PROBLEM DETAILS >> Copy out the lines that have "Μίνως" in them.

* start TASK MATERIAL *

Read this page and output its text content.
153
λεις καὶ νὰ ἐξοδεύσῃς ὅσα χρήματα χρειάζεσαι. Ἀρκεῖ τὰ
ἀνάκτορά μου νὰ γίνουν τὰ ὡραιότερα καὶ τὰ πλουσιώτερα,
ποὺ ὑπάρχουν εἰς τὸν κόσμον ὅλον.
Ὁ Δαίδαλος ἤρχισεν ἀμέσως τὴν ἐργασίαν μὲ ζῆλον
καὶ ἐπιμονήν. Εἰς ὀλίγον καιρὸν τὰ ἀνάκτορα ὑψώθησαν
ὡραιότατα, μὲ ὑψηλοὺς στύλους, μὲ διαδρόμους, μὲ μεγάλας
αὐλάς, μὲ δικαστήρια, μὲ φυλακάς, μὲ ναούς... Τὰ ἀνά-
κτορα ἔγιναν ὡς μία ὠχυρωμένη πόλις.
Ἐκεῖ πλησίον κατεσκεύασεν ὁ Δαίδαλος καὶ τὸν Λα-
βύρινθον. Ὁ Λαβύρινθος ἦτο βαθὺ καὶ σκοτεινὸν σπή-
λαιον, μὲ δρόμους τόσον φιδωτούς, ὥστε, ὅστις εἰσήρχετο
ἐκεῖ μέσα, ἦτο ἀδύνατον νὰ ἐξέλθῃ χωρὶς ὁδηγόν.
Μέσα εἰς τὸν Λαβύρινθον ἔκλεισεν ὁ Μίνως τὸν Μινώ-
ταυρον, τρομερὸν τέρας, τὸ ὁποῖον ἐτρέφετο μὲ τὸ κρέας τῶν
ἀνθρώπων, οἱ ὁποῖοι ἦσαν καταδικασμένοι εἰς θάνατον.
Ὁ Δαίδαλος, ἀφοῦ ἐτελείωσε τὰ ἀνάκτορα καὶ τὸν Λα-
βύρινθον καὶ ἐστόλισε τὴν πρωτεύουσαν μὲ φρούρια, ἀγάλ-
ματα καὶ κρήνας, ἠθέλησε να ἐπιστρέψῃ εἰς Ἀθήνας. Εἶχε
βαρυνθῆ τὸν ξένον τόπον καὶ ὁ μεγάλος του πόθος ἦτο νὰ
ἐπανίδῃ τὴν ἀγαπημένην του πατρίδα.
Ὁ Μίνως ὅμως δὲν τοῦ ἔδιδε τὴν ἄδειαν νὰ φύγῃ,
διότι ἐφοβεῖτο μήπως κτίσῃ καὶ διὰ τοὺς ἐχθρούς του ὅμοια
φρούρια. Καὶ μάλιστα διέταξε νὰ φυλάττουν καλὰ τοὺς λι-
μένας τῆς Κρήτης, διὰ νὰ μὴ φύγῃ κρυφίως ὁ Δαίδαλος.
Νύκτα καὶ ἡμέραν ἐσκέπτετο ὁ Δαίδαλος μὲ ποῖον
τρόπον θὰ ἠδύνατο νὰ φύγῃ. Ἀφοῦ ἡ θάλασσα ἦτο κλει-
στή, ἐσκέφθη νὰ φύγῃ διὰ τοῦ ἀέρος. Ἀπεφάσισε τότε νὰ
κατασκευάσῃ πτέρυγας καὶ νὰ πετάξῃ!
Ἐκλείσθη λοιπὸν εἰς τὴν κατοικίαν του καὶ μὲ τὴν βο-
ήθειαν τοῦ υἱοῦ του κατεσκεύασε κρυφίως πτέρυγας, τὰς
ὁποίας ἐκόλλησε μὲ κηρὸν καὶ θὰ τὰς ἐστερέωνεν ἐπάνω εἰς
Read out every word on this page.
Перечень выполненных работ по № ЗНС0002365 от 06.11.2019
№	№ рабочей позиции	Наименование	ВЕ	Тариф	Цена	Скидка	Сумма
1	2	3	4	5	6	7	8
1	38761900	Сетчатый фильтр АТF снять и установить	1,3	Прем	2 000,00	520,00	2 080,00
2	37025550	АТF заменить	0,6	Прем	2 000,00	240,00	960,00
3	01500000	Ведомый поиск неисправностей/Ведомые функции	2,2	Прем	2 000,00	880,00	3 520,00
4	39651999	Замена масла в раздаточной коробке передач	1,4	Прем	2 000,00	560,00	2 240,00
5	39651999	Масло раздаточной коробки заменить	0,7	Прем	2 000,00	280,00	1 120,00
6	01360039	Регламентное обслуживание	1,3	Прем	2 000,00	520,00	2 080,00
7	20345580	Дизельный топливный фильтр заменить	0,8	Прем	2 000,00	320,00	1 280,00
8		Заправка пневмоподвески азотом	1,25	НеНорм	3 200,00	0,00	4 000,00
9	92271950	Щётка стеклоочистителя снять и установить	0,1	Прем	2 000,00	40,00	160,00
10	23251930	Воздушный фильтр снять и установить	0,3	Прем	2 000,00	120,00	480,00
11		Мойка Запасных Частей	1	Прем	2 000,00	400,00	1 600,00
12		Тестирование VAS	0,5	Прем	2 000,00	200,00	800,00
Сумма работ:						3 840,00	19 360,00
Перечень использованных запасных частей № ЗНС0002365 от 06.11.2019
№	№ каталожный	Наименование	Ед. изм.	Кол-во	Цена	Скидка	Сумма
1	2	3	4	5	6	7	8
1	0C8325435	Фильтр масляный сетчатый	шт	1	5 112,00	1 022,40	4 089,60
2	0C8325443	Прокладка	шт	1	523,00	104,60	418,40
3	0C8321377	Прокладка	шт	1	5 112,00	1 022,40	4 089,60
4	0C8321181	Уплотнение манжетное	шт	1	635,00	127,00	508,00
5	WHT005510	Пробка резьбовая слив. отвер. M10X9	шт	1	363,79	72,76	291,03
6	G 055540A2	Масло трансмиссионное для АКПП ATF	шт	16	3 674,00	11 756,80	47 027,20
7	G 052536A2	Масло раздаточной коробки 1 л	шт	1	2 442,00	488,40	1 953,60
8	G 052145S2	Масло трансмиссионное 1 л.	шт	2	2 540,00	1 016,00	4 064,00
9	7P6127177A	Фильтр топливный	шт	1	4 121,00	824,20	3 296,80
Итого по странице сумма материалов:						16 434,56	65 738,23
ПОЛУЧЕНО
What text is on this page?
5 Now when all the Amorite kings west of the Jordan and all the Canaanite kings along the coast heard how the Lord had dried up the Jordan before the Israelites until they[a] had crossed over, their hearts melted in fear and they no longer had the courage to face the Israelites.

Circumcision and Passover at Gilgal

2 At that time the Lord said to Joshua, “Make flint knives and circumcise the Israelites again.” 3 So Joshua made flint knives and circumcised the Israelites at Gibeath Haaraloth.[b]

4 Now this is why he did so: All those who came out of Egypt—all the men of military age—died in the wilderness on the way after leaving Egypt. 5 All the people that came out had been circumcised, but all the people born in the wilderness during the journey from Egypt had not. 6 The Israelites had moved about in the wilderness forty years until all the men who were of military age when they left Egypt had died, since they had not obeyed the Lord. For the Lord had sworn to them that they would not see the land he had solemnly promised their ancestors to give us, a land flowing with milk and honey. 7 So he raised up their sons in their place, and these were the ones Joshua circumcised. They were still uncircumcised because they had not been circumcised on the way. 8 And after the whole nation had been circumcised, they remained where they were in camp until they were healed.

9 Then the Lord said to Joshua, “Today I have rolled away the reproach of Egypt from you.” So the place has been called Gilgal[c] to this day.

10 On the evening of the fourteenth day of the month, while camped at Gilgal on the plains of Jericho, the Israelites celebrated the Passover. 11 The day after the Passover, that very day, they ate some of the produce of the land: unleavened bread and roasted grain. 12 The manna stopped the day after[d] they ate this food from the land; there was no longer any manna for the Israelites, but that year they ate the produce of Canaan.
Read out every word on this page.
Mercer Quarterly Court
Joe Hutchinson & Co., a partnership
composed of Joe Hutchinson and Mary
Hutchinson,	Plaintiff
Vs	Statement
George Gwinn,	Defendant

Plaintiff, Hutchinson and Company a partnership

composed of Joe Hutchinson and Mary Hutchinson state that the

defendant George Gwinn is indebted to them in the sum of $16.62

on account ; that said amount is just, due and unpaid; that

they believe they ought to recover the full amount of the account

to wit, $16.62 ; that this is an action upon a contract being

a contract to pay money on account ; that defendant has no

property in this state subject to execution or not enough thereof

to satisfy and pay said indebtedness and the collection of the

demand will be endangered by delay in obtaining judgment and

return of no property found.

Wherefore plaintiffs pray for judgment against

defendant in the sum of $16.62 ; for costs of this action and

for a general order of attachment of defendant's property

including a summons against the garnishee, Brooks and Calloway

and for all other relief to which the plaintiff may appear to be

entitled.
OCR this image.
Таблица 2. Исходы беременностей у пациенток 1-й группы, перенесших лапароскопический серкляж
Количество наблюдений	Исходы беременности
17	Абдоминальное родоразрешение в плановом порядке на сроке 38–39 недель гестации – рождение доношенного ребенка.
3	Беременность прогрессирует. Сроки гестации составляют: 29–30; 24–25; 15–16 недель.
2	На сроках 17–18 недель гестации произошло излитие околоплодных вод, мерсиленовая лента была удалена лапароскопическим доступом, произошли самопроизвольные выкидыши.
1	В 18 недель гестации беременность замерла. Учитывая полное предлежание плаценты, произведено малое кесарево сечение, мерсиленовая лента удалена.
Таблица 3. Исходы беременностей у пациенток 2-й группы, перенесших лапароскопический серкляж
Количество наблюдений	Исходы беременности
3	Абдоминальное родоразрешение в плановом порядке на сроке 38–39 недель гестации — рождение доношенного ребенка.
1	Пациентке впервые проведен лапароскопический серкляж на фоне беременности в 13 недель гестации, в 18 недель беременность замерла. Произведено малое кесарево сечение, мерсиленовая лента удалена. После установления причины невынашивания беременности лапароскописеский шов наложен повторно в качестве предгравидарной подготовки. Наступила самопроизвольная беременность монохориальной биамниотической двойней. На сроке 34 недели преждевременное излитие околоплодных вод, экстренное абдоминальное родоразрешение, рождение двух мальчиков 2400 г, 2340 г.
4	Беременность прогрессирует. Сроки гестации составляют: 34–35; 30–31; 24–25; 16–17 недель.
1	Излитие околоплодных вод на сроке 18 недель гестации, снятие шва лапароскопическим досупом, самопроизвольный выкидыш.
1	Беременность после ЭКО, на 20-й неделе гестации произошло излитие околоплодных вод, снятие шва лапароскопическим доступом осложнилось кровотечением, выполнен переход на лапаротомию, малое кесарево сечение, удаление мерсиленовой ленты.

* end TASK MATERIAL *

WRITTEN RESPONSE >>
Μέσα εἰς τὸν Λαβύρινθον ἔκλεισεν ὁ Μίνως τὸν Μινώ-
Ὁ Μίνως ὅμως δὲν τοῦ ἔδιδε τὴν ἄδειαν νὰ φύγῃ,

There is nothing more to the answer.